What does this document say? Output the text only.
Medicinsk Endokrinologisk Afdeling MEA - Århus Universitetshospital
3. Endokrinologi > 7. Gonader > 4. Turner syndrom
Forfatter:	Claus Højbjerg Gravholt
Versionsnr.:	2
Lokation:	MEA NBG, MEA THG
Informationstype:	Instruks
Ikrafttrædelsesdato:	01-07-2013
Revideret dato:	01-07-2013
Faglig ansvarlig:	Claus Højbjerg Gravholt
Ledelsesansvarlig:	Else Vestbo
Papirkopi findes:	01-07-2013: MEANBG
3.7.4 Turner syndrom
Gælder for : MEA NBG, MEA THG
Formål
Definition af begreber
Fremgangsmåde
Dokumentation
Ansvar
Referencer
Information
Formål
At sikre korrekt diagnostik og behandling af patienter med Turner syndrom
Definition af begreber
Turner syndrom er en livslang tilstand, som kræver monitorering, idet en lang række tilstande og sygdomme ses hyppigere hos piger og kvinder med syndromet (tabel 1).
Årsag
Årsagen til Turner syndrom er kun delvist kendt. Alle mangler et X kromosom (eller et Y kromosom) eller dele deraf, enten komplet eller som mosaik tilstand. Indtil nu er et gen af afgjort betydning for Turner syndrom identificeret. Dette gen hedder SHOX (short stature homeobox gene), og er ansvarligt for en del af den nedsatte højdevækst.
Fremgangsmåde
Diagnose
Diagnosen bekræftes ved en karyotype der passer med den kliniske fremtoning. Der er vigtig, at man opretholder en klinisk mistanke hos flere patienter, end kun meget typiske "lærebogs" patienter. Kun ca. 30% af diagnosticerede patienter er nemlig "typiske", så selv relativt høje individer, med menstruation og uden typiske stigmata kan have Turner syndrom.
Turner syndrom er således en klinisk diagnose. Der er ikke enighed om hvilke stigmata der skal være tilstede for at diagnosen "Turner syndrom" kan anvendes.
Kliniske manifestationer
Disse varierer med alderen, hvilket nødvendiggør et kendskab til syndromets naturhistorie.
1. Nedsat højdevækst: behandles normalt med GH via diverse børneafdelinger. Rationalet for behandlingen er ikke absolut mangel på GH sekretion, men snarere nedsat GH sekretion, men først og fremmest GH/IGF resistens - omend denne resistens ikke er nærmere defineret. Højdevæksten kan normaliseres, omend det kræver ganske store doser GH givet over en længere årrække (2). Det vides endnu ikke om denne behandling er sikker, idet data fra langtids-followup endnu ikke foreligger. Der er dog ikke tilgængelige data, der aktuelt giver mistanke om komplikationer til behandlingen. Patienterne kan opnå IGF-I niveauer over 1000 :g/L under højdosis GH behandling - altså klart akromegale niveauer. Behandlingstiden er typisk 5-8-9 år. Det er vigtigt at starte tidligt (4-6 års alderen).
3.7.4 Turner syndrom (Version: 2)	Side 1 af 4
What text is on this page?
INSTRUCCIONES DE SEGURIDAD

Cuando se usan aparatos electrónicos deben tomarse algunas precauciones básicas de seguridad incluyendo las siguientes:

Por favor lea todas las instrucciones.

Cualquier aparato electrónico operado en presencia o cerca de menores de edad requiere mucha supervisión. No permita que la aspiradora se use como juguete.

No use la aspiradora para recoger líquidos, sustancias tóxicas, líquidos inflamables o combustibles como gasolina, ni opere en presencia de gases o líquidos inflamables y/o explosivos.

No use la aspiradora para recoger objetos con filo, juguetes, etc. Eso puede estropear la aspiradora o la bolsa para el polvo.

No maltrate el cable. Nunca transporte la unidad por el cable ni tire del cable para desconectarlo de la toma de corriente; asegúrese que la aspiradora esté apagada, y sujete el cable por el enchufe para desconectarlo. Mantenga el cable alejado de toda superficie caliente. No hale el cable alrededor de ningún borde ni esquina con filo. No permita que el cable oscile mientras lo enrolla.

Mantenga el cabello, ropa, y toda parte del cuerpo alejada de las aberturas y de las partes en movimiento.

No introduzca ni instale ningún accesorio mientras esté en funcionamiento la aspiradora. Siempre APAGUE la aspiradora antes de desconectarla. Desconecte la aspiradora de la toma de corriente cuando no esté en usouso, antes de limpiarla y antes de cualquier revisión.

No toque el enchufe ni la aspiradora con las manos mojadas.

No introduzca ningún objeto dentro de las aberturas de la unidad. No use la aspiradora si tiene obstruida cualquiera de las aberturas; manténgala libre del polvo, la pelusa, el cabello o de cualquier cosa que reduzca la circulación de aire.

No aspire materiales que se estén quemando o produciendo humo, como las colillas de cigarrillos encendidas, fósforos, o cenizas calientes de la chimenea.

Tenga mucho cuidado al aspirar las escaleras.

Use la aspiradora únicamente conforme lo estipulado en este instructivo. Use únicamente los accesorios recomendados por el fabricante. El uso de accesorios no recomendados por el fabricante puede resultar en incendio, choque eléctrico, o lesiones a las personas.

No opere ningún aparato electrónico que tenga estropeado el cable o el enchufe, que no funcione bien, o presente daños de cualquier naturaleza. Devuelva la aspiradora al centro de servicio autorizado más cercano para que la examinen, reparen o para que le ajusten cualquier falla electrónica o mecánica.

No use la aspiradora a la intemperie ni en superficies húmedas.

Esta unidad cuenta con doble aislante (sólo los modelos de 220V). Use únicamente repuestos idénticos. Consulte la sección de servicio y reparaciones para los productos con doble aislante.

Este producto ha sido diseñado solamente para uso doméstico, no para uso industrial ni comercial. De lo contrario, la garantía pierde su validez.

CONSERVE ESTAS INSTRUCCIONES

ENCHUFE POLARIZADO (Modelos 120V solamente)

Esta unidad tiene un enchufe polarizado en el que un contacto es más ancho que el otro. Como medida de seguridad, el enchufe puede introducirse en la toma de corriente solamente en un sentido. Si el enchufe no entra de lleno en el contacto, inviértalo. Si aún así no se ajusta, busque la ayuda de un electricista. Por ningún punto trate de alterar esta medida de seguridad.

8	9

● **What is required**:
Scan the listing above. Gather each line that contains the word "únicamente".

● **Exercise answer**:
Use la aspiradora únicamente conforme lo estipulado en este instructivo. Use únicamente los accesorios recomendados por el fabricante. El uso de accesorios no recomendados por el fabricante puede resultar en incendio, choque eléctrico, o lesiones a las personas.
Esta unidad cuenta con doble aislante (sólo los modelos de 220V). Use únicamente repuestos idénticos. Consulte la sección de servicio y reparaciones para los productos con doble aislante.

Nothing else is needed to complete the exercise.